■ **Exercise text**:
===============
Next, they visualized the chromosome damage, or abbreviations, by arresting replication in G1/S phase wildtype B-cells and B-cells unable to undergo homologous recombination (XRCC2-/-) with HU and then examining metaphase chromosome spreads with FISH analysis. They probed for ERFSs (MHCII, GIMAP, SWAP70, BACH2, IKZF1, and FOXP1), control regions (CNTNAP4 and SLITRK6), and two CFSs (FRA8E1 and FRA14A2). The regional probes are in green, the blue is DAPI stained chromosomes, and red is a probe for telomeric regions. While DNA lesions were induces at ERFSs, not CRFs, when cell replication was stalled in early S-phase (Figure A, above), the researchers were also able to induce breaks at CFSs only by completely inhibiting replication with aphidicolin overnight. These results confirm that damage arising at ERFS and CRF are the result of two separate processes: arise from fork collapse during early replication and failure to replicate, respectively.
===============
■ **Task to carry out**: Continue the passage on chromosome breaks at early replicating fragile sites, picking up after its last sentence.
===============
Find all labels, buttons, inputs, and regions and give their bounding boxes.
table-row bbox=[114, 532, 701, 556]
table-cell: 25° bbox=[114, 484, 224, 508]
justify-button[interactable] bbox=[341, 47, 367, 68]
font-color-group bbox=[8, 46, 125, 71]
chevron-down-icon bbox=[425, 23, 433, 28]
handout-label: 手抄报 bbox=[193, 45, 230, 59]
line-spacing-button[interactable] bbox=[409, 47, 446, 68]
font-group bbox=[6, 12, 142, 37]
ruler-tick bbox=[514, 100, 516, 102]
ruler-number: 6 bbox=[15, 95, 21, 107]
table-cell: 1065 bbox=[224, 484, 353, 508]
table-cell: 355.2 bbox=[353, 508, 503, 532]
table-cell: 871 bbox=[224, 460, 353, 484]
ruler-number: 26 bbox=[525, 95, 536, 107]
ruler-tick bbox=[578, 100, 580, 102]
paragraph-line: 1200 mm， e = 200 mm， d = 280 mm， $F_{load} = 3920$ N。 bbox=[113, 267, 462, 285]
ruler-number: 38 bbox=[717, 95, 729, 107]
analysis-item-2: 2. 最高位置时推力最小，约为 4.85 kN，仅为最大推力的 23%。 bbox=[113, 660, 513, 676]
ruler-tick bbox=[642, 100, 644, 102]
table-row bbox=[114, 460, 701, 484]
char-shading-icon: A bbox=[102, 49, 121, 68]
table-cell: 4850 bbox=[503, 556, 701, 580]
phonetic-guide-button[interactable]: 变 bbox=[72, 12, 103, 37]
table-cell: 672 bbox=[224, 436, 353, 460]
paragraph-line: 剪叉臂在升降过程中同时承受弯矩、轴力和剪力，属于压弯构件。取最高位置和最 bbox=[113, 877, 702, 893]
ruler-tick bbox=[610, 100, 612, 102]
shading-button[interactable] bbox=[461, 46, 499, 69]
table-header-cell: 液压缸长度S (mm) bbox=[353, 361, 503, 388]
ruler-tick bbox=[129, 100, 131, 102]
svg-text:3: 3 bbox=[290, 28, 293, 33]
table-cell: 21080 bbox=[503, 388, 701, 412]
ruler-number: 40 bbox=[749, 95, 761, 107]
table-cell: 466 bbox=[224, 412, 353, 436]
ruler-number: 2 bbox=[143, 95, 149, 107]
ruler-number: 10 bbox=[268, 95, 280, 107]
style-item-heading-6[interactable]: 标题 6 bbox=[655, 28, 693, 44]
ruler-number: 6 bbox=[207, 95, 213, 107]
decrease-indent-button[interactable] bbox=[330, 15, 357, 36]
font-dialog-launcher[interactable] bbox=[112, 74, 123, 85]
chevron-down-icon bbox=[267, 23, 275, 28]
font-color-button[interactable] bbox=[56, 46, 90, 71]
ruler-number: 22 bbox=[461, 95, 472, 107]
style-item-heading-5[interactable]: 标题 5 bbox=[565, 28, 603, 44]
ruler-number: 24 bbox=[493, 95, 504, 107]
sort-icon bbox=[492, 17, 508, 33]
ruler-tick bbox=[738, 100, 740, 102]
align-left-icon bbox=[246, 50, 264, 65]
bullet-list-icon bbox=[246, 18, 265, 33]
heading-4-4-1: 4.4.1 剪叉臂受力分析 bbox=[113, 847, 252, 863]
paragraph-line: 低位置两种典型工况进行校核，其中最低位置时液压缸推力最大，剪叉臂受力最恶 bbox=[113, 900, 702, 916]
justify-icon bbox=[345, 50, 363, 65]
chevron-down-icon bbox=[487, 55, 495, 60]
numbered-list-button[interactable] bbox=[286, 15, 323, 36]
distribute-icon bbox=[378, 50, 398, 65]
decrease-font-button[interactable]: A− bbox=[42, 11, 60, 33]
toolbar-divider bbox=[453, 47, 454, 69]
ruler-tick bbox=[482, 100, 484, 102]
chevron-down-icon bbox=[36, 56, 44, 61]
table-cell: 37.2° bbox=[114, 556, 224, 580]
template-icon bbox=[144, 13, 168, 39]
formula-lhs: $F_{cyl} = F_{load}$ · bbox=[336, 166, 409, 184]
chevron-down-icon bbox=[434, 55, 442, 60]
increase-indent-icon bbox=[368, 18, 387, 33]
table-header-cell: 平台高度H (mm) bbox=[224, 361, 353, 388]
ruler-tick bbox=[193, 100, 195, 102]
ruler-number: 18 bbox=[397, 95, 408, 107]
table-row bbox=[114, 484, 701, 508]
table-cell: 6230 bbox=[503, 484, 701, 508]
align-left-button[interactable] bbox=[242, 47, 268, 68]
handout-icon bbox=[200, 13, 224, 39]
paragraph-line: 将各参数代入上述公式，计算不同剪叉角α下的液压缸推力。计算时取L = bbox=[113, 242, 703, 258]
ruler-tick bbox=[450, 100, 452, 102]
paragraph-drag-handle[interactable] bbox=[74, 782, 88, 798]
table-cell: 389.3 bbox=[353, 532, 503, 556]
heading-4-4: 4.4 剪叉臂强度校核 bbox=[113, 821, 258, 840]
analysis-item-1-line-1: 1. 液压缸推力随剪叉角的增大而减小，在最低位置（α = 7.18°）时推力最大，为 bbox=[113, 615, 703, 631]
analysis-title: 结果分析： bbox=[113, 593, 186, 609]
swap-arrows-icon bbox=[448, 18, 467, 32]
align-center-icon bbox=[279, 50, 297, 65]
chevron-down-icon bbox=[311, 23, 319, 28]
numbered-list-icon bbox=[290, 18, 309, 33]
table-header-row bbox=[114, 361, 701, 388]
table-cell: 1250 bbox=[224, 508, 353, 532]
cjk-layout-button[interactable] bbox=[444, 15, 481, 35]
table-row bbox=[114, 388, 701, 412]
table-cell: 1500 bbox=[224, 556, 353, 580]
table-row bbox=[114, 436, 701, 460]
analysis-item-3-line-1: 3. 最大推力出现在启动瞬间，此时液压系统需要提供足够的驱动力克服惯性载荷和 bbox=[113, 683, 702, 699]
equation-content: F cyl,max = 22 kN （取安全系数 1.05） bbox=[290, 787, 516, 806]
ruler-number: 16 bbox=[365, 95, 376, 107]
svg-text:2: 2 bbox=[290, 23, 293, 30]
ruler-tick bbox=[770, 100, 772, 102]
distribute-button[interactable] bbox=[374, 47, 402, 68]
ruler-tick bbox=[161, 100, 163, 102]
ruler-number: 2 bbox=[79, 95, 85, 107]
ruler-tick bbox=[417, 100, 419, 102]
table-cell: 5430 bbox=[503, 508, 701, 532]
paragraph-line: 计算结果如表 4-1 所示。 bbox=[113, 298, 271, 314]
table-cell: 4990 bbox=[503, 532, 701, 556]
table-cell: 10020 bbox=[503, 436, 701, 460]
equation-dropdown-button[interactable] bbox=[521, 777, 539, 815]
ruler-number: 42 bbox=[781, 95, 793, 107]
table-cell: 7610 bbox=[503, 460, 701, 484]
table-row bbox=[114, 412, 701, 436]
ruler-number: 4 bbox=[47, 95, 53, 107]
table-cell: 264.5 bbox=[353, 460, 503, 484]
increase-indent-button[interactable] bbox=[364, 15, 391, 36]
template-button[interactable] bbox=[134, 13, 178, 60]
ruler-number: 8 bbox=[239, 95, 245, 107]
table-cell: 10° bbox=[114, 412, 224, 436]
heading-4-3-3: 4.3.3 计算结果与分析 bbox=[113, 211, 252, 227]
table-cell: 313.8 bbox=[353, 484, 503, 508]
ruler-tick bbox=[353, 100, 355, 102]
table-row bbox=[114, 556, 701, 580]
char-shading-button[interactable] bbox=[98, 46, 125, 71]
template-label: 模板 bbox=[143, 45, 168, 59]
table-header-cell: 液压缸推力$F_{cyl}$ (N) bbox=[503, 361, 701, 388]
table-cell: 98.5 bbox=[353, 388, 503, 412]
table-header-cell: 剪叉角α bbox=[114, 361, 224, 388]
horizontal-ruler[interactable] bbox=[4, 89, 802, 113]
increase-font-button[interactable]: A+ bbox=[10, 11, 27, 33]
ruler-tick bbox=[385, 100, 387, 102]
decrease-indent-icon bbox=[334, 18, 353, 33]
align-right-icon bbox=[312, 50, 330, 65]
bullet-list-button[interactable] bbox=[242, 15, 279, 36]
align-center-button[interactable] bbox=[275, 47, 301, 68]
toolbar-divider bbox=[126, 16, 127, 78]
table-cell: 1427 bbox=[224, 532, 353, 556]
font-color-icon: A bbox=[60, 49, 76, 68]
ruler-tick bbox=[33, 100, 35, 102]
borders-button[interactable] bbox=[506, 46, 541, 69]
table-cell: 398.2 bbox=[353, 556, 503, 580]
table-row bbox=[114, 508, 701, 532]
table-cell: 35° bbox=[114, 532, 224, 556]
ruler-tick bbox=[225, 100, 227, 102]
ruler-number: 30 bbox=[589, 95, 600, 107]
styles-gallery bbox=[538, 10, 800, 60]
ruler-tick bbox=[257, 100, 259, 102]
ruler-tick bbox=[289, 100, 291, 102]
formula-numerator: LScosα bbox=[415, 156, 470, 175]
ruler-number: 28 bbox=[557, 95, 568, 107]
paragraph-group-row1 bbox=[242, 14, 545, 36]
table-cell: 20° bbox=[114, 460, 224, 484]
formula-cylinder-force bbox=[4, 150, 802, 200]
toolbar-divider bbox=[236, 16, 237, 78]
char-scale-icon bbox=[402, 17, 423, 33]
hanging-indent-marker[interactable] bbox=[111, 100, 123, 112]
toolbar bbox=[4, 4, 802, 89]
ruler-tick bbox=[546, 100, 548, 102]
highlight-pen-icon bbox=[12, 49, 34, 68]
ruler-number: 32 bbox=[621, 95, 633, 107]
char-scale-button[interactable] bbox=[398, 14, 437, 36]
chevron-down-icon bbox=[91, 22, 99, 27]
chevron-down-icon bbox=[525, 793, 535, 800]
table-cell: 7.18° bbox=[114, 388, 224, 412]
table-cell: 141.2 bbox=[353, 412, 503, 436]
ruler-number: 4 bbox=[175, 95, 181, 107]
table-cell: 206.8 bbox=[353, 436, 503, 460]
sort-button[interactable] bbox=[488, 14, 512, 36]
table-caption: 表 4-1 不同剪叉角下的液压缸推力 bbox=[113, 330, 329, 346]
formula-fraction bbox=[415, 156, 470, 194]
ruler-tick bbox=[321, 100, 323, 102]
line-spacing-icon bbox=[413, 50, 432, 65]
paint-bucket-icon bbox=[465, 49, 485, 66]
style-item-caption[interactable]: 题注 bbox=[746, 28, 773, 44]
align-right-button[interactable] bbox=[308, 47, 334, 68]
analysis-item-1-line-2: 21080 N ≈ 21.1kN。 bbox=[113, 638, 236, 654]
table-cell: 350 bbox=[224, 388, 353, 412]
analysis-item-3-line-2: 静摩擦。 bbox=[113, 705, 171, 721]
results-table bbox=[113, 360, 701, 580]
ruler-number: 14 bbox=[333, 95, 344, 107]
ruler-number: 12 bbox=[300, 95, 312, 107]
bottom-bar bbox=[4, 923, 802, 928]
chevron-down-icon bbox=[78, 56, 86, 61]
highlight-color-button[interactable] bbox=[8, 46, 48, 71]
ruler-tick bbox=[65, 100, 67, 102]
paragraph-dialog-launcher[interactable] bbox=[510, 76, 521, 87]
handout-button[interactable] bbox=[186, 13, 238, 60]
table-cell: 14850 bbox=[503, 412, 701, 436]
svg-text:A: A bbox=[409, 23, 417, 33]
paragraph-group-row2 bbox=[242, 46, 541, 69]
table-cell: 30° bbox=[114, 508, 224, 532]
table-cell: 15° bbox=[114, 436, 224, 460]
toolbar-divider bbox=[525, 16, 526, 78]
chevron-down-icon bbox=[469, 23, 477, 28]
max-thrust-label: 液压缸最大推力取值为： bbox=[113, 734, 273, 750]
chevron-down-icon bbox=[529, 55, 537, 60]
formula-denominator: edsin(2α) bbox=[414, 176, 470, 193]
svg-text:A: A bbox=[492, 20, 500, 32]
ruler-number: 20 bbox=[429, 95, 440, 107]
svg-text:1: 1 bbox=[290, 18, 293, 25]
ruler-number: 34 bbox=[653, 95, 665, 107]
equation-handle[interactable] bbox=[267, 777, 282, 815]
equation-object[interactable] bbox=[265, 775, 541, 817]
===============
■ **Reply**:
Next, the researchers looked for conditions which effect the fragility of the ERFSs. They found that inhibition of ATR kinase, which protects the against breaks at CFSs in addition to stabilizing stalled forks and assisting in fork restart, causes damage at CFSs and ERFSs. In addition to ATR kinase inhibition, increased transcriptional activity at ERFSs was found to increase fragility of the site. Another concern is how oncogenic stress effects fragile sites. To test the effect of oncogenic stress on the fragility of ERFSs, researchers over expressed c-myc (an target of extranious AID activation). c-myc has been implicated in replication initiation and origin firing in B-cells. The researchers overexpressed c-myc in cells that could not under homologous recombination (XRCC-/-) and used FISH metaphase spreads to look for chromosome abnormalities. This overexpression correlated to an increase in breaks at ERFSs and CFSs.

Another important characteristic of ERFSs is that damage occurring at these sites is AID-independent. To test this, researchers used a AID-/- B-cells, or cell lacking AID. By treating both AID-/- and WT B-cells with LPS/IL4 in combination with ATRi, researchers were able to combine replicative stress in addition to AID-dependent damage. Under these conditions, researchers found that Ig abbreviations were abundant in WT cells and absent in AID-/- cell indicating damage occurring at the Ig locus was AID-dependent. In contrast, breakage at ERFSs remain relatively unchanged at most sites (Figure 5c, below). This data suggests that breakage at ERFSs is AID-independent.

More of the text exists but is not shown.